What the task asks =>
Here are records with pictures in them. Copy all of them exactly and leave the pictures out.

[begin Given data]

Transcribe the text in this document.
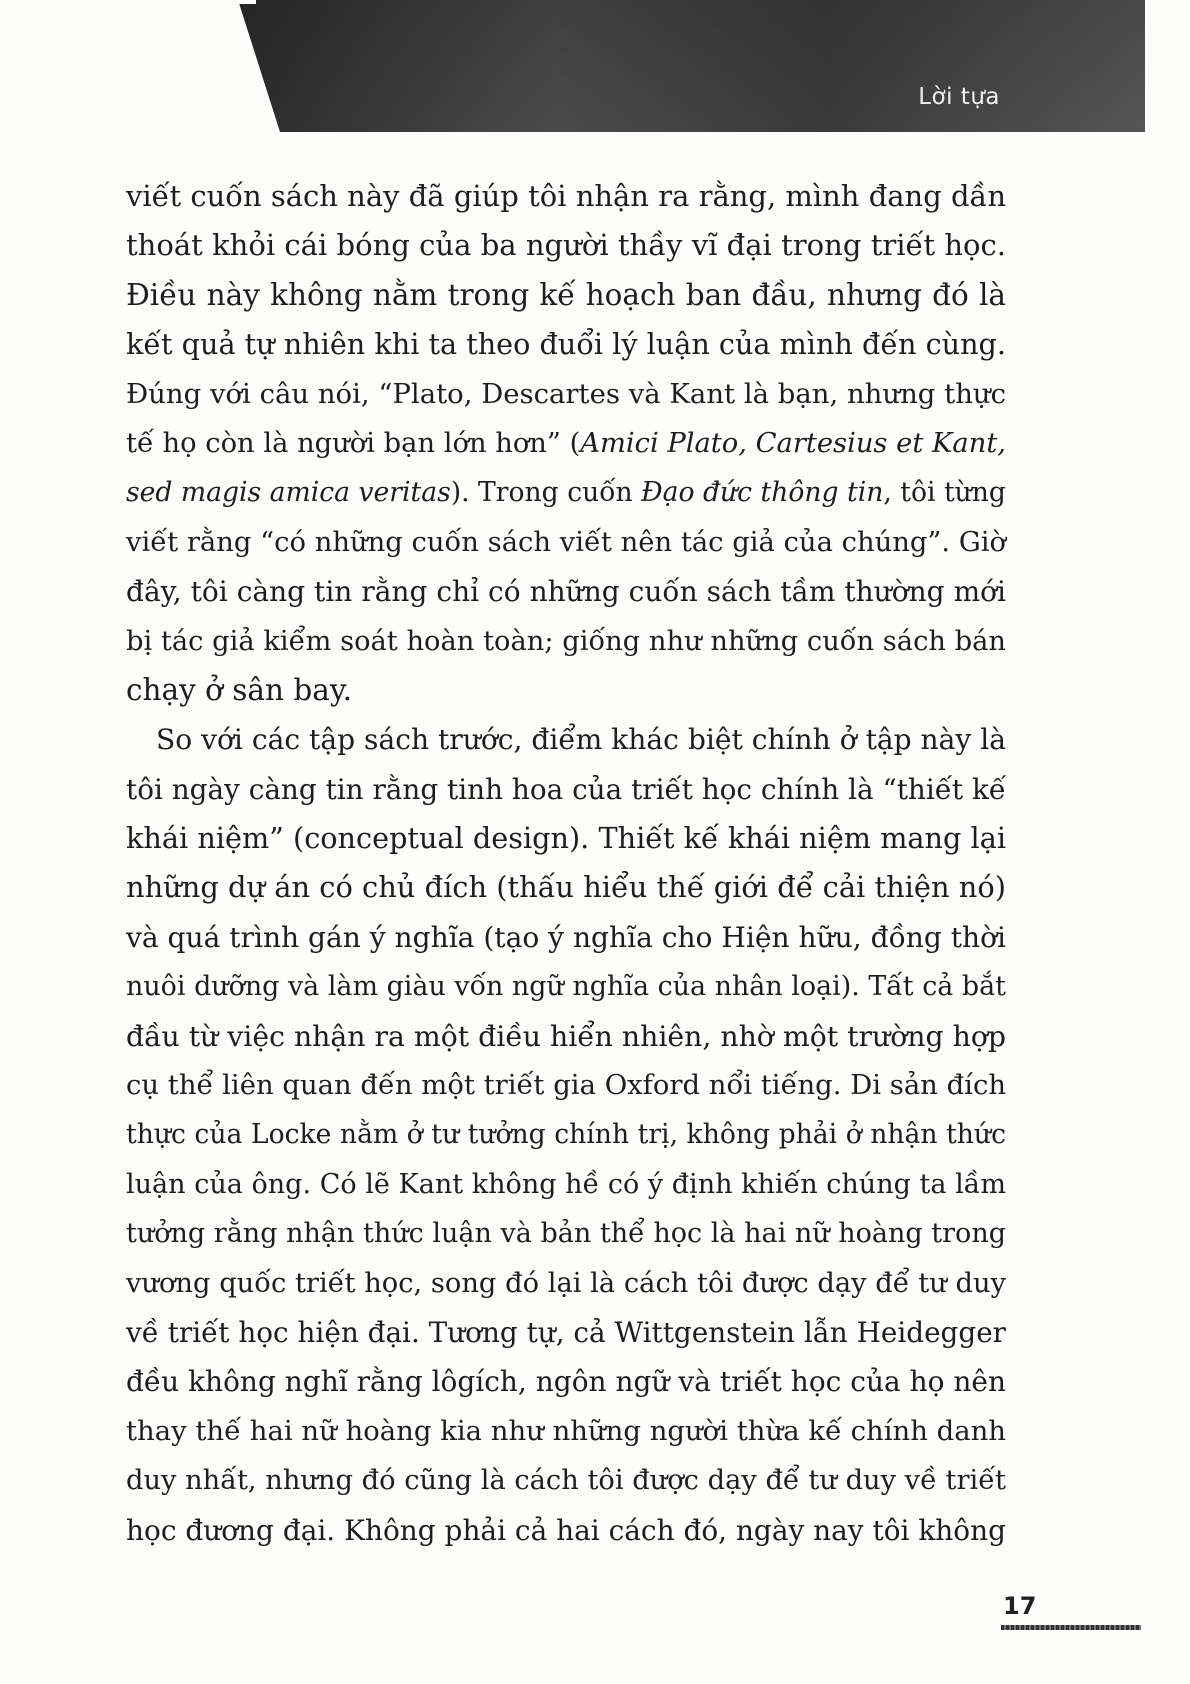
Lời tựa
viết cuốn sách này đã giúp tôi nhận ra rằng, mình đang dần
thoát khỏi cái bóng của ba người thầy vĩ đại trong triết học.
Điều này không nằm trong kế hoạch ban đầu, nhưng đó là
kết quả tự nhiên khi ta theo đuổi lý luận của mình đến cùng.
Đúng với câu nói, “Plato, Descartes và Kant là bạn, nhưng thực
tế họ còn là người bạn lớn hơn” (Amici Plato, Cartesius et Kant,
sed magis amica veritas). Trong cuốn Đạo đức thông tin, tôi từng
viết rằng “có những cuốn sách viết nên tác giả của chúng”. Giờ
đây, tôi càng tin rằng chỉ có những cuốn sách tầm thường mới
bị tác giả kiểm soát hoàn toàn; giống như những cuốn sách bán
chạy ở sân bay.
So với các tập sách trước, điểm khác biệt chính ở tập này là
tôi ngày càng tin rằng tinh hoa của triết học chính là “thiết kế
khái niệm” (conceptual design). Thiết kế khái niệm mang lại
những dự án có chủ đích (thấu hiểu thế giới để cải thiện nó)
và quá trình gán ý nghĩa (tạo ý nghĩa cho Hiện hữu, đồng thời
nuôi dưỡng và làm giàu vốn ngữ nghĩa của nhân loại). Tất cả bắt
đầu từ việc nhận ra một điều hiển nhiên, nhờ một trường hợp
cụ thể liên quan đến một triết gia Oxford nổi tiếng. Di sản đích
thực của Locke nằm ở tư tưởng chính trị, không phải ở nhận thức
luận của ông. Có lẽ Kant không hề có ý định khiến chúng ta lầm
tưởng rằng nhận thức luận và bản thể học là hai nữ hoàng trong
vương quốc triết học, song đó lại là cách tôi được dạy để tư duy
về triết học hiện đại. Tương tự, cả Wittgenstein lẫn Heidegger
đều không nghĩ rằng lôgích, ngôn ngữ và triết học của họ nên
thay thế hai nữ hoàng kia như những người thừa kế chính danh
duy nhất, nhưng đó cũng là cách tôi được dạy để tư duy về triết
học đương đại. Không phải cả hai cách đó, ngày nay tôi không
17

[end Given data]

Answer =>
Transcribe the text in this document.
Lời tựa
viết cuốn sách này đã giúp tôi nhận ra rằng, mình đang dần
thoát khỏi cái bóng của ba người thầy vĩ đại trong triết học.
Điều này không nằm trong kế hoạch ban đầu, nhưng đó là
kết quả tự nhiên khi ta theo đuổi lý luận của mình đến cùng.
Đúng với câu nói, “Plato, Descartes và Kant là bạn, nhưng thực
tế họ còn là người bạn lớn hơn” (Amici Plato, Cartesius et Kant,
sed magis amica veritas). Trong cuốn Đạo đức thông tin, tôi từng
viết rằng “có những cuốn sách viết nên tác giả của chúng”. Giờ
đây, tôi càng tin rằng chỉ có những cuốn sách tầm thường mới
bị tác giả kiểm soát hoàn toàn; giống như những cuốn sách bán
chạy ở sân bay.
So với các tập sách trước, điểm khác biệt chính ở tập này là
tôi ngày càng tin rằng tinh hoa của triết học chính là “thiết kế
khái niệm” (conceptual design). Thiết kế khái niệm mang lại
những dự án có chủ đích (thấu hiểu thế giới để cải thiện nó)
và quá trình gán ý nghĩa (tạo ý nghĩa cho Hiện hữu, đồng thời
nuôi dưỡng và làm giàu vốn ngữ nghĩa của nhân loại). Tất cả bắt
đầu từ việc nhận ra một điều hiển nhiên, nhờ một trường hợp
cụ thể liên quan đến một triết gia Oxford nổi tiếng. Di sản đích
thực của Locke nằm ở tư tưởng chính trị, không phải ở nhận thức
luận của ông. Có lẽ Kant không hề có ý định khiến chúng ta lầm
tưởng rằng nhận thức luận và bản thể học là hai nữ hoàng trong
vương quốc triết học, song đó lại là cách tôi được dạy để tư duy
về triết học hiện đại. Tương tự, cả Wittgenstein lẫn Heidegger
đều không nghĩ rằng lôgích, ngôn ngữ và triết học của họ nên
thay thế hai nữ hoàng kia như những người thừa kế chính danh
duy nhất, nhưng đó cũng là cách tôi được dạy để tư duy về triết
học đương đại. Không phải cả hai cách đó, ngày nay tôi không
17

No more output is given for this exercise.